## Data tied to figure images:

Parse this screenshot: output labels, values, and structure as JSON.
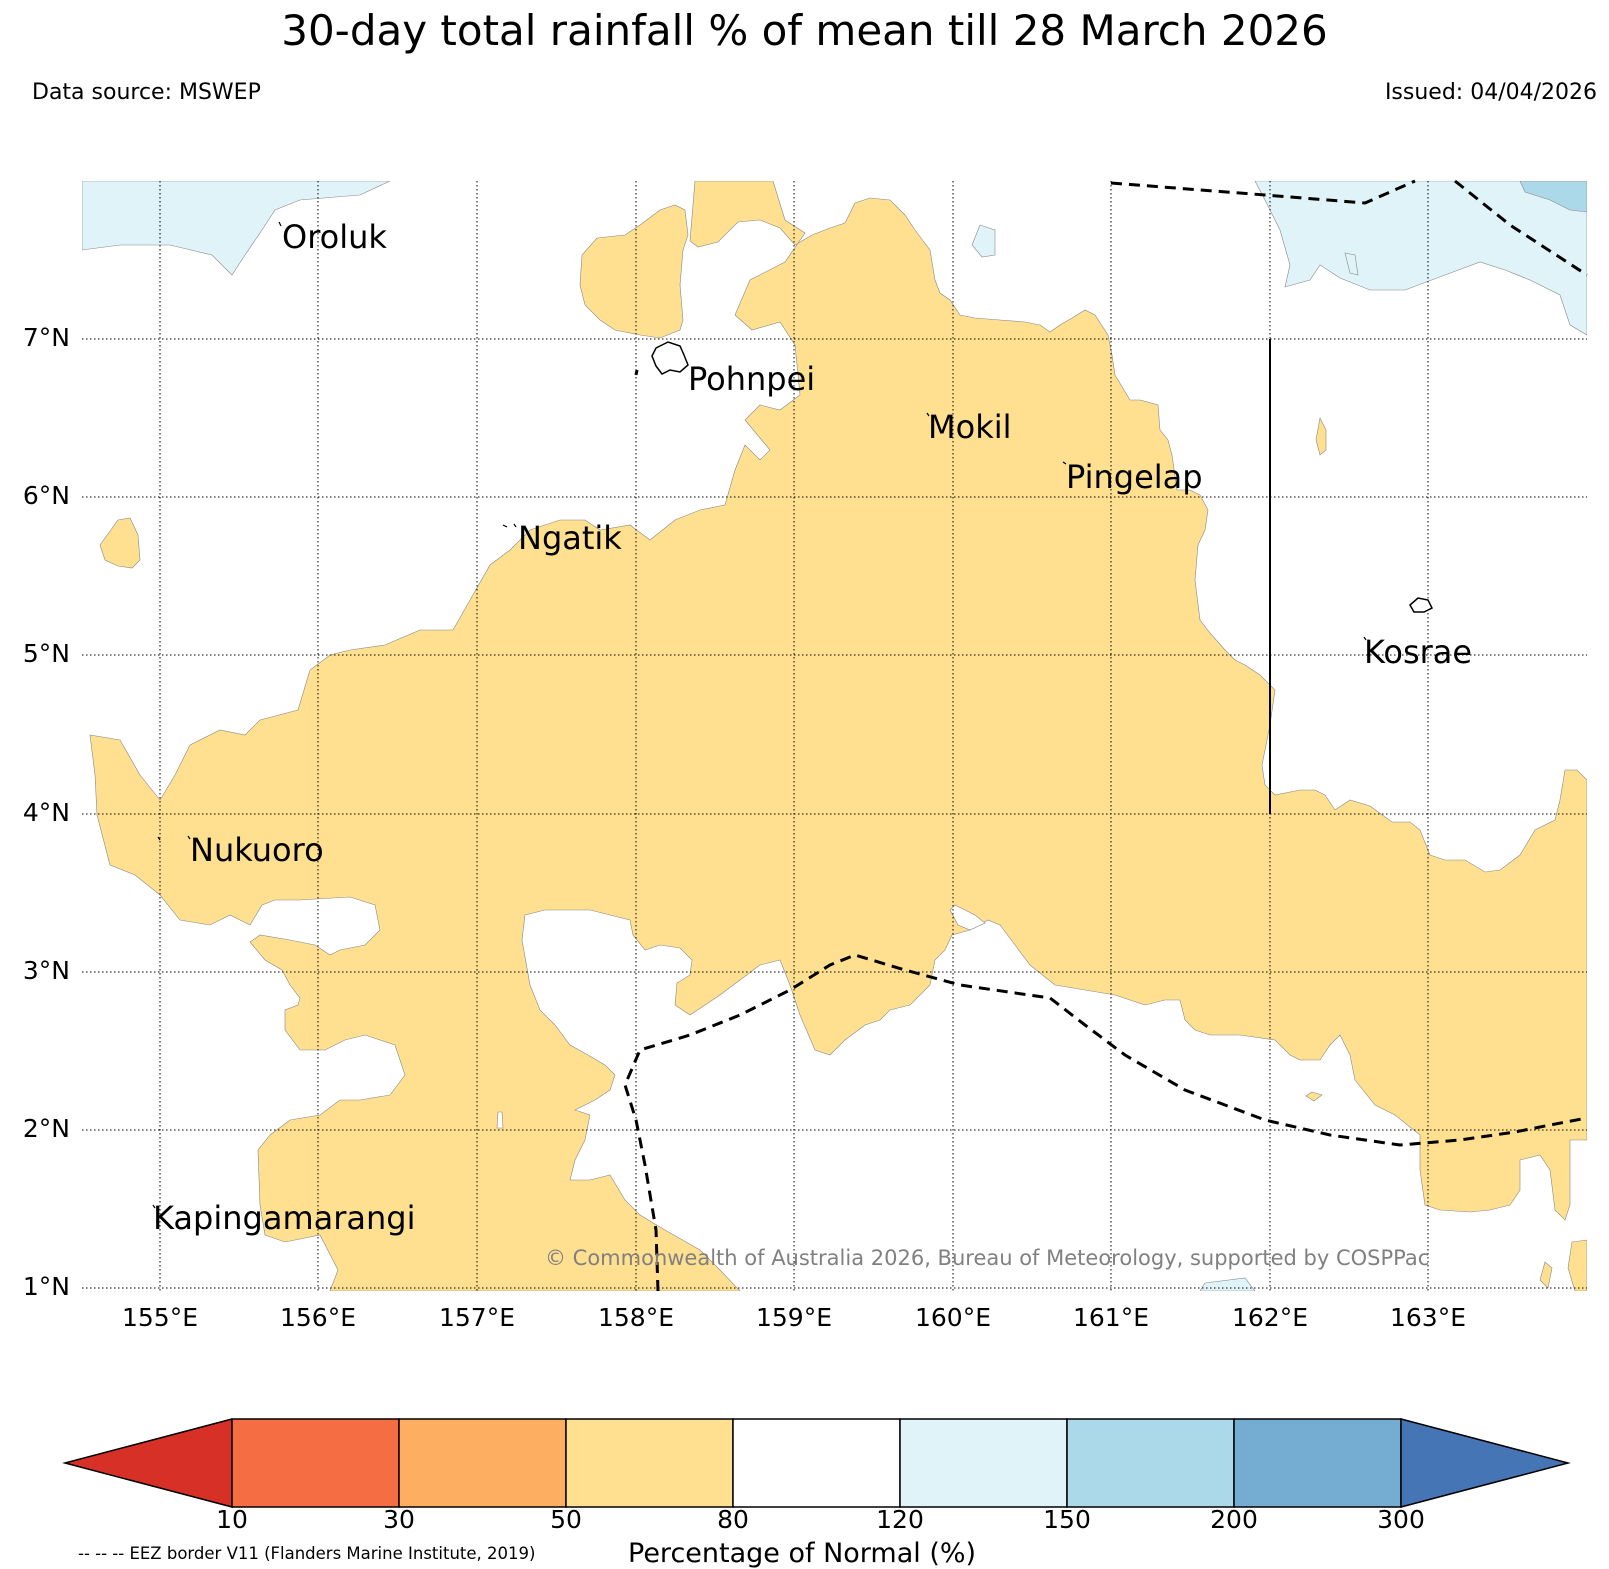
{
  "title": "30-day total rainfall % of mean till 28 March 2026",
  "data_source": "Data source: MSWEP",
  "issued": "Issued: 04/04/2026",
  "copyright": "© Commonwealth of Australia 2026, Bureau of Meteorology, supported by COSPPac",
  "map": {
    "lat_ticks": [
      "7°N",
      "6°N",
      "5°N",
      "4°N",
      "3°N",
      "2°N",
      "1°N"
    ],
    "lon_ticks": [
      "155°E",
      "156°E",
      "157°E",
      "158°E",
      "159°E",
      "160°E",
      "161°E",
      "162°E",
      "163°E"
    ],
    "places": {
      "oroluk": "Oroluk",
      "pohnpei": "Pohnpei",
      "mokil": "Mokil",
      "pingelap": "Pingelap",
      "ngatik": "Ngatik",
      "kosrae": "Kosrae",
      "nukuoro": "Nukuoro",
      "kapingamarangi": "Kapingamarangi"
    }
  },
  "legend": {
    "ticks": [
      "10",
      "30",
      "50",
      "80",
      "120",
      "150",
      "200",
      "300"
    ],
    "label": "Percentage of Normal (%)",
    "eez_note": "-- -- -- EEZ border V11 (Flanders Marine Institute, 2019)",
    "colors": [
      "#d73027",
      "#f46d43",
      "#fdae61",
      "#fee090",
      "#ffffff",
      "#e0f3f8",
      "#abd9e9",
      "#74add1",
      "#4575b4"
    ]
  },
  "colors": {
    "below_normal_50_80": "#fee090",
    "normal_80_120": "#ffffff",
    "above_normal_120_150": "#e0f3f8",
    "above_normal_150_200": "#abd9e9"
  }
}
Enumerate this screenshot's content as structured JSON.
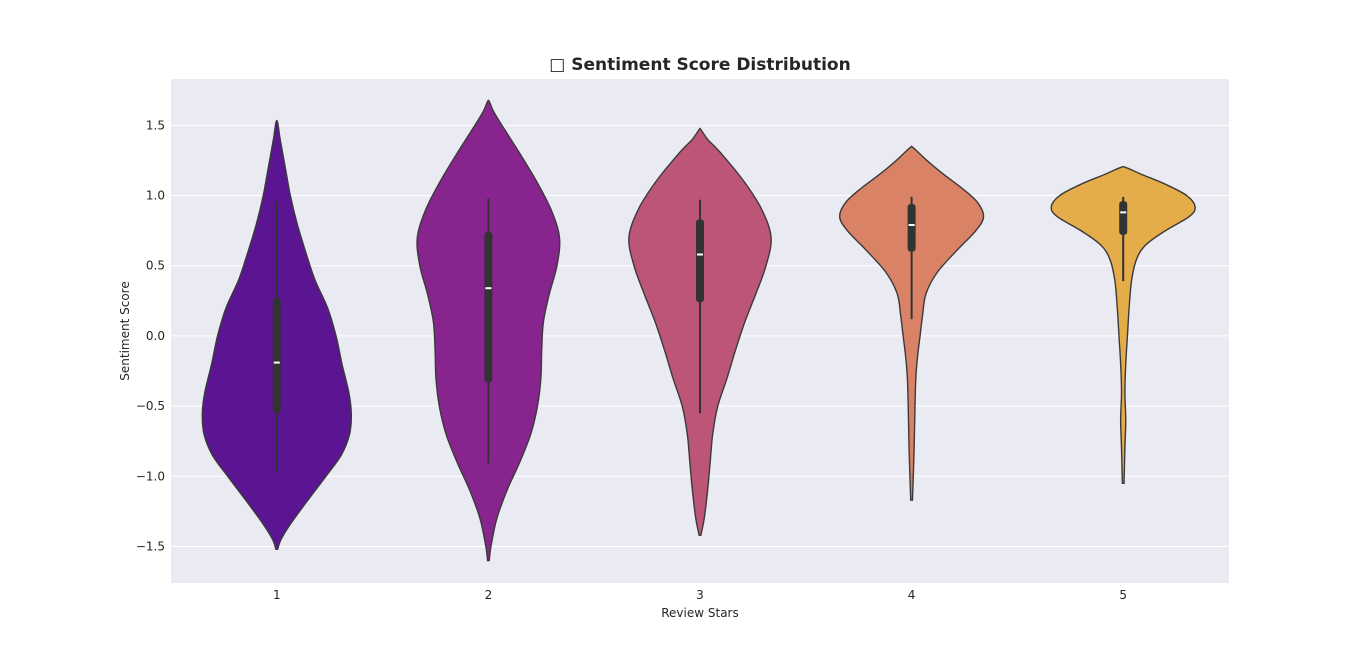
{
  "chart_data": {
    "type": "violin",
    "title": "□ Sentiment Score Distribution",
    "xlabel": "Review Stars",
    "ylabel": "Sentiment Score",
    "categories": [
      "1",
      "2",
      "3",
      "4",
      "5"
    ],
    "yticks": [
      "−1.5",
      "−1.0",
      "−0.5",
      "0.0",
      "0.5",
      "1.0",
      "1.5"
    ],
    "ylim": [
      -1.76,
      1.83
    ],
    "grid": true,
    "background_color": "#eaeaf2",
    "colors": [
      "#5c1592",
      "#88248e",
      "#bd5579",
      "#d98266",
      "#e5ac4a"
    ],
    "violins": [
      {
        "category": "1",
        "profile": [
          [
            -1.52,
            0.01
          ],
          [
            -1.45,
            0.05
          ],
          [
            -1.35,
            0.15
          ],
          [
            -1.2,
            0.33
          ],
          [
            -1.0,
            0.58
          ],
          [
            -0.85,
            0.76
          ],
          [
            -0.7,
            0.86
          ],
          [
            -0.55,
            0.88
          ],
          [
            -0.4,
            0.85
          ],
          [
            -0.2,
            0.77
          ],
          [
            0.0,
            0.7
          ],
          [
            0.2,
            0.6
          ],
          [
            0.4,
            0.45
          ],
          [
            0.6,
            0.34
          ],
          [
            0.8,
            0.24
          ],
          [
            1.0,
            0.16
          ],
          [
            1.2,
            0.1
          ],
          [
            1.4,
            0.04
          ],
          [
            1.52,
            0.01
          ]
        ],
        "median": -0.19,
        "q1": -0.55,
        "q3": 0.27,
        "whisker_low": -0.97,
        "whisker_high": 0.96
      },
      {
        "category": "2",
        "profile": [
          [
            -1.6,
            0.01
          ],
          [
            -1.5,
            0.03
          ],
          [
            -1.3,
            0.1
          ],
          [
            -1.1,
            0.22
          ],
          [
            -0.9,
            0.37
          ],
          [
            -0.7,
            0.5
          ],
          [
            -0.5,
            0.58
          ],
          [
            -0.3,
            0.62
          ],
          [
            -0.1,
            0.63
          ],
          [
            0.1,
            0.65
          ],
          [
            0.3,
            0.72
          ],
          [
            0.5,
            0.81
          ],
          [
            0.7,
            0.84
          ],
          [
            0.9,
            0.74
          ],
          [
            1.1,
            0.57
          ],
          [
            1.3,
            0.37
          ],
          [
            1.5,
            0.16
          ],
          [
            1.6,
            0.06
          ],
          [
            1.67,
            0.01
          ]
        ],
        "median": 0.34,
        "q1": -0.33,
        "q3": 0.74,
        "whisker_low": -0.91,
        "whisker_high": 0.98
      },
      {
        "category": "3",
        "profile": [
          [
            -1.42,
            0.01
          ],
          [
            -1.3,
            0.05
          ],
          [
            -1.1,
            0.09
          ],
          [
            -0.9,
            0.12
          ],
          [
            -0.7,
            0.15
          ],
          [
            -0.5,
            0.21
          ],
          [
            -0.3,
            0.32
          ],
          [
            -0.1,
            0.42
          ],
          [
            0.1,
            0.53
          ],
          [
            0.3,
            0.66
          ],
          [
            0.5,
            0.78
          ],
          [
            0.7,
            0.84
          ],
          [
            0.9,
            0.73
          ],
          [
            1.1,
            0.52
          ],
          [
            1.3,
            0.25
          ],
          [
            1.4,
            0.09
          ],
          [
            1.47,
            0.01
          ]
        ],
        "median": 0.58,
        "q1": 0.24,
        "q3": 0.83,
        "whisker_low": -0.55,
        "whisker_high": 0.97
      },
      {
        "category": "4",
        "profile": [
          [
            -1.17,
            0.01
          ],
          [
            -1.0,
            0.02
          ],
          [
            -0.8,
            0.03
          ],
          [
            -0.5,
            0.04
          ],
          [
            -0.3,
            0.05
          ],
          [
            -0.15,
            0.07
          ],
          [
            0.0,
            0.1
          ],
          [
            0.15,
            0.13
          ],
          [
            0.3,
            0.17
          ],
          [
            0.45,
            0.3
          ],
          [
            0.6,
            0.52
          ],
          [
            0.75,
            0.76
          ],
          [
            0.85,
            0.85
          ],
          [
            0.95,
            0.78
          ],
          [
            1.05,
            0.6
          ],
          [
            1.15,
            0.38
          ],
          [
            1.25,
            0.18
          ],
          [
            1.34,
            0.02
          ]
        ],
        "median": 0.79,
        "q1": 0.6,
        "q3": 0.94,
        "whisker_low": 0.12,
        "whisker_high": 0.99
      },
      {
        "category": "5",
        "profile": [
          [
            -1.05,
            0.01
          ],
          [
            -0.8,
            0.02
          ],
          [
            -0.6,
            0.03
          ],
          [
            -0.4,
            0.02
          ],
          [
            -0.2,
            0.03
          ],
          [
            0.0,
            0.05
          ],
          [
            0.2,
            0.07
          ],
          [
            0.4,
            0.1
          ],
          [
            0.55,
            0.16
          ],
          [
            0.65,
            0.27
          ],
          [
            0.75,
            0.5
          ],
          [
            0.85,
            0.78
          ],
          [
            0.92,
            0.85
          ],
          [
            1.0,
            0.75
          ],
          [
            1.08,
            0.5
          ],
          [
            1.15,
            0.22
          ],
          [
            1.2,
            0.03
          ]
        ],
        "median": 0.88,
        "q1": 0.72,
        "q3": 0.96,
        "whisker_low": 0.39,
        "whisker_high": 0.99
      }
    ]
  }
}
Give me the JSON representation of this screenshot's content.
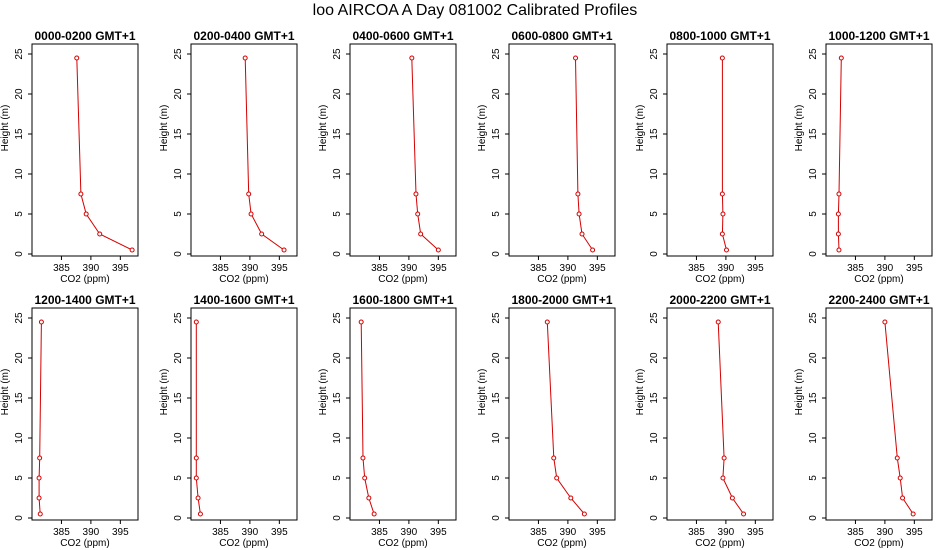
{
  "page_title": "loo AIRCOA A  Day 081002  Calibrated Profiles",
  "colors": {
    "series": "#d40000",
    "axis": "#000000"
  },
  "chart_data": [
    {
      "type": "line",
      "title": "0000-0200 GMT+1",
      "xlabel": "CO2 (ppm)",
      "ylabel": "Height (m)",
      "xlim": [
        380,
        398
      ],
      "ylim": [
        0,
        25
      ],
      "xticks": [
        385,
        390,
        395
      ],
      "yticks": [
        0,
        5,
        10,
        15,
        20,
        25
      ],
      "points": [
        {
          "x": 397.0,
          "y": 0.5
        },
        {
          "x": 391.5,
          "y": 2.5
        },
        {
          "x": 389.2,
          "y": 5
        },
        {
          "x": 388.3,
          "y": 7.5
        },
        {
          "x": 387.6,
          "y": 24.5
        }
      ]
    },
    {
      "type": "line",
      "title": "0200-0400 GMT+1",
      "xlabel": "CO2 (ppm)",
      "ylabel": "Height (m)",
      "xlim": [
        380,
        398
      ],
      "ylim": [
        0,
        25
      ],
      "xticks": [
        385,
        390,
        395
      ],
      "yticks": [
        0,
        5,
        10,
        15,
        20,
        25
      ],
      "points": [
        {
          "x": 395.8,
          "y": 0.5
        },
        {
          "x": 392.0,
          "y": 2.5
        },
        {
          "x": 390.2,
          "y": 5
        },
        {
          "x": 389.8,
          "y": 7.5
        },
        {
          "x": 389.2,
          "y": 24.5
        }
      ]
    },
    {
      "type": "line",
      "title": "0400-0600 GMT+1",
      "xlabel": "CO2 (ppm)",
      "ylabel": "Height (m)",
      "xlim": [
        380,
        398
      ],
      "ylim": [
        0,
        25
      ],
      "xticks": [
        385,
        390,
        395
      ],
      "yticks": [
        0,
        5,
        10,
        15,
        20,
        25
      ],
      "points": [
        {
          "x": 395.0,
          "y": 0.5
        },
        {
          "x": 392.0,
          "y": 2.5
        },
        {
          "x": 391.5,
          "y": 5
        },
        {
          "x": 391.2,
          "y": 7.5
        },
        {
          "x": 390.5,
          "y": 24.5
        }
      ]
    },
    {
      "type": "line",
      "title": "0600-0800 GMT+1",
      "xlabel": "CO2 (ppm)",
      "ylabel": "Height (m)",
      "xlim": [
        380,
        398
      ],
      "ylim": [
        0,
        25
      ],
      "xticks": [
        385,
        390,
        395
      ],
      "yticks": [
        0,
        5,
        10,
        15,
        20,
        25
      ],
      "points": [
        {
          "x": 394.2,
          "y": 0.5
        },
        {
          "x": 392.4,
          "y": 2.5
        },
        {
          "x": 391.9,
          "y": 5
        },
        {
          "x": 391.7,
          "y": 7.5
        },
        {
          "x": 391.3,
          "y": 24.5
        }
      ]
    },
    {
      "type": "line",
      "title": "0800-1000 GMT+1",
      "xlabel": "CO2 (ppm)",
      "ylabel": "Height (m)",
      "xlim": [
        380,
        398
      ],
      "ylim": [
        0,
        25
      ],
      "xticks": [
        385,
        390,
        395
      ],
      "yticks": [
        0,
        5,
        10,
        15,
        20,
        25
      ],
      "points": [
        {
          "x": 390.1,
          "y": 0.5
        },
        {
          "x": 389.4,
          "y": 2.5
        },
        {
          "x": 389.5,
          "y": 5
        },
        {
          "x": 389.4,
          "y": 7.5
        },
        {
          "x": 389.4,
          "y": 24.5
        }
      ]
    },
    {
      "type": "line",
      "title": "1000-1200 GMT+1",
      "xlabel": "CO2 (ppm)",
      "ylabel": "Height (m)",
      "xlim": [
        380,
        398
      ],
      "ylim": [
        0,
        25
      ],
      "xticks": [
        385,
        390,
        395
      ],
      "yticks": [
        0,
        5,
        10,
        15,
        20,
        25
      ],
      "points": [
        {
          "x": 382.2,
          "y": 0.5
        },
        {
          "x": 382.1,
          "y": 2.5
        },
        {
          "x": 382.1,
          "y": 5
        },
        {
          "x": 382.2,
          "y": 7.5
        },
        {
          "x": 382.6,
          "y": 24.5
        }
      ]
    },
    {
      "type": "line",
      "title": "1200-1400 GMT+1",
      "xlabel": "CO2 (ppm)",
      "ylabel": "Height (m)",
      "xlim": [
        380,
        398
      ],
      "ylim": [
        0,
        25
      ],
      "xticks": [
        385,
        390,
        395
      ],
      "yticks": [
        0,
        5,
        10,
        15,
        20,
        25
      ],
      "points": [
        {
          "x": 381.4,
          "y": 0.5
        },
        {
          "x": 381.2,
          "y": 2.5
        },
        {
          "x": 381.2,
          "y": 5
        },
        {
          "x": 381.3,
          "y": 7.5
        },
        {
          "x": 381.6,
          "y": 24.5
        }
      ]
    },
    {
      "type": "line",
      "title": "1400-1600 GMT+1",
      "xlabel": "CO2 (ppm)",
      "ylabel": "Height (m)",
      "xlim": [
        380,
        398
      ],
      "ylim": [
        0,
        25
      ],
      "xticks": [
        385,
        390,
        395
      ],
      "yticks": [
        0,
        5,
        10,
        15,
        20,
        25
      ],
      "points": [
        {
          "x": 381.6,
          "y": 0.5
        },
        {
          "x": 381.2,
          "y": 2.5
        },
        {
          "x": 380.9,
          "y": 5
        },
        {
          "x": 380.9,
          "y": 7.5
        },
        {
          "x": 380.9,
          "y": 24.5
        }
      ]
    },
    {
      "type": "line",
      "title": "1600-1800 GMT+1",
      "xlabel": "CO2 (ppm)",
      "ylabel": "Height (m)",
      "xlim": [
        380,
        398
      ],
      "ylim": [
        0,
        25
      ],
      "xticks": [
        385,
        390,
        395
      ],
      "yticks": [
        0,
        5,
        10,
        15,
        20,
        25
      ],
      "points": [
        {
          "x": 384.1,
          "y": 0.5
        },
        {
          "x": 383.2,
          "y": 2.5
        },
        {
          "x": 382.5,
          "y": 5
        },
        {
          "x": 382.2,
          "y": 7.5
        },
        {
          "x": 381.9,
          "y": 24.5
        }
      ]
    },
    {
      "type": "line",
      "title": "1800-2000 GMT+1",
      "xlabel": "CO2 (ppm)",
      "ylabel": "Height (m)",
      "xlim": [
        380,
        398
      ],
      "ylim": [
        0,
        25
      ],
      "xticks": [
        385,
        390,
        395
      ],
      "yticks": [
        0,
        5,
        10,
        15,
        20,
        25
      ],
      "points": [
        {
          "x": 392.8,
          "y": 0.5
        },
        {
          "x": 390.5,
          "y": 2.5
        },
        {
          "x": 388.1,
          "y": 5
        },
        {
          "x": 387.6,
          "y": 7.5
        },
        {
          "x": 386.5,
          "y": 24.5
        }
      ]
    },
    {
      "type": "line",
      "title": "2000-2200 GMT+1",
      "xlabel": "CO2 (ppm)",
      "ylabel": "Height (m)",
      "xlim": [
        380,
        398
      ],
      "ylim": [
        0,
        25
      ],
      "xticks": [
        385,
        390,
        395
      ],
      "yticks": [
        0,
        5,
        10,
        15,
        20,
        25
      ],
      "points": [
        {
          "x": 393.0,
          "y": 0.5
        },
        {
          "x": 391.1,
          "y": 2.5
        },
        {
          "x": 389.5,
          "y": 5
        },
        {
          "x": 389.7,
          "y": 7.5
        },
        {
          "x": 388.7,
          "y": 24.5
        }
      ]
    },
    {
      "type": "line",
      "title": "2200-2400 GMT+1",
      "xlabel": "CO2 (ppm)",
      "ylabel": "Height (m)",
      "xlim": [
        380,
        398
      ],
      "ylim": [
        0,
        25
      ],
      "xticks": [
        385,
        390,
        395
      ],
      "yticks": [
        0,
        5,
        10,
        15,
        20,
        25
      ],
      "points": [
        {
          "x": 394.8,
          "y": 0.5
        },
        {
          "x": 393.0,
          "y": 2.5
        },
        {
          "x": 392.6,
          "y": 5
        },
        {
          "x": 392.1,
          "y": 7.5
        },
        {
          "x": 390.0,
          "y": 24.5
        }
      ]
    }
  ]
}
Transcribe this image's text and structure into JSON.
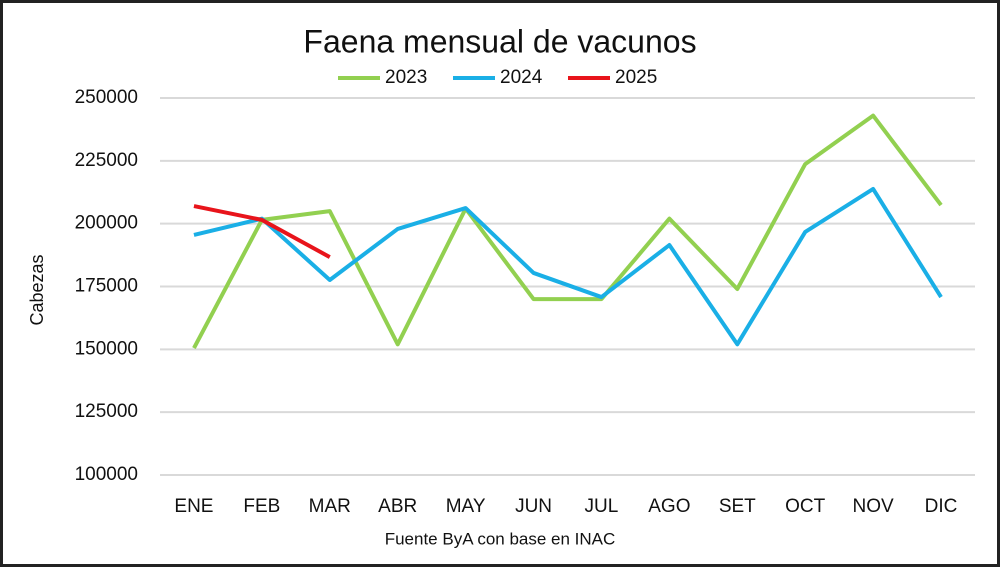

## STATED GOAL:
Report how many lines in the data include the word "category", and give nothing but the count.

## REPLY:
5